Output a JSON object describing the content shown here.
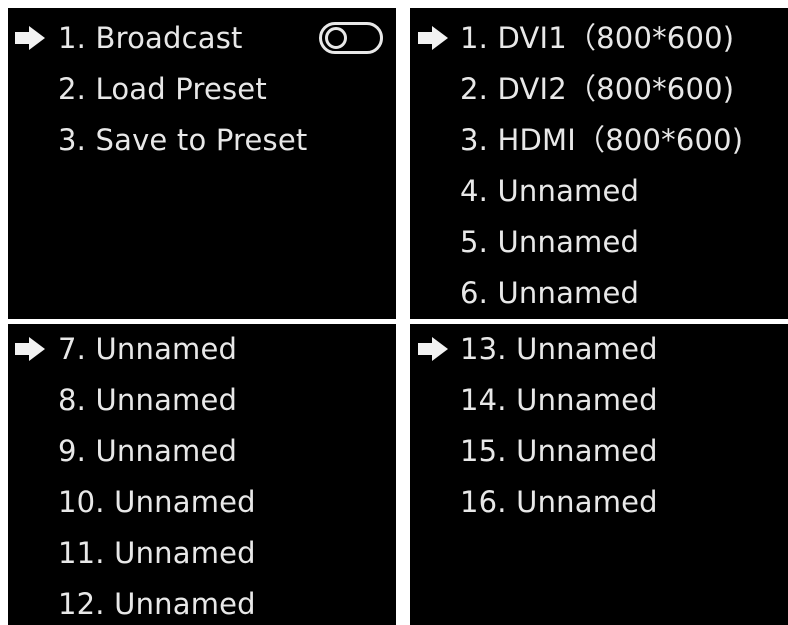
{
  "panels": {
    "main_menu": {
      "items": [
        {
          "label": "1. Broadcast"
        },
        {
          "label": "2. Load Preset"
        },
        {
          "label": "3. Save to Preset"
        }
      ],
      "broadcast_toggle": {
        "state": "off"
      }
    },
    "presets_a": {
      "items": [
        {
          "label": "1. DVI1（800*600)"
        },
        {
          "label": "2. DVI2（800*600)"
        },
        {
          "label": "3. HDMI（800*600)"
        },
        {
          "label": "4. Unnamed"
        },
        {
          "label": "5. Unnamed"
        },
        {
          "label": "6. Unnamed"
        }
      ]
    },
    "presets_b": {
      "items": [
        {
          "label": "7. Unnamed"
        },
        {
          "label": "8. Unnamed"
        },
        {
          "label": "9. Unnamed"
        },
        {
          "label": "10. Unnamed"
        },
        {
          "label": "11. Unnamed"
        },
        {
          "label": "12. Unnamed"
        }
      ]
    },
    "presets_c": {
      "items": [
        {
          "label": "13. Unnamed"
        },
        {
          "label": "14. Unnamed"
        },
        {
          "label": "15. Unnamed"
        },
        {
          "label": "16. Unnamed"
        }
      ]
    }
  },
  "icons": {
    "selector": "arrow-right-icon",
    "toggle": "toggle-switch-icon"
  },
  "colors": {
    "screen_background": "#000000",
    "text": "#e8e8e8",
    "divider": "#ffffff"
  }
}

> **GIVEN TASK**: Write out again every line above exactly as given; the pictures do not belong in the copy.

> **WRITTEN ANSWER**:
Output a JSON object describing the content shown here.
{
  "panels": {
    "main_menu": {
      "items": [
        {
          "label": "1. Broadcast"
        },
        {
          "label": "2. Load Preset"
        },
        {
          "label": "3. Save to Preset"
        }
      ],
      "broadcast_toggle": {
        "state": "off"
      }
    },
    "presets_a": {
      "items": [
        {
          "label": "1. DVI1（800*600)"
        },
        {
          "label": "2. DVI2（800*600)"
        },
        {
          "label": "3. HDMI（800*600)"
        },
        {
          "label": "4. Unnamed"
        },
        {
          "label": "5. Unnamed"
        },
        {
          "label": "6. Unnamed"
        }
      ]
    },
    "presets_b": {
      "items": [
        {
          "label": "7. Unnamed"
        },
        {
          "label": "8. Unnamed"
        },
        {
          "label": "9. Unnamed"
        },
        {
          "label": "10. Unnamed"
        },
        {
          "label": "11. Unnamed"
        },
        {
          "label": "12. Unnamed"
        }
      ]
    },
    "presets_c": {
      "items": [
        {
          "label": "13. Unnamed"
        },
        {
          "label": "14. Unnamed"
        },
        {
          "label": "15. Unnamed"
        },
        {
          "label": "16. Unnamed"
        }
      ]
    }
  },
  "icons": {
    "selector": "arrow-right-icon",
    "toggle": "toggle-switch-icon"
  },
  "colors": {
    "screen_background": "#000000",
    "text": "#e8e8e8",
    "divider": "#ffffff"
  }
}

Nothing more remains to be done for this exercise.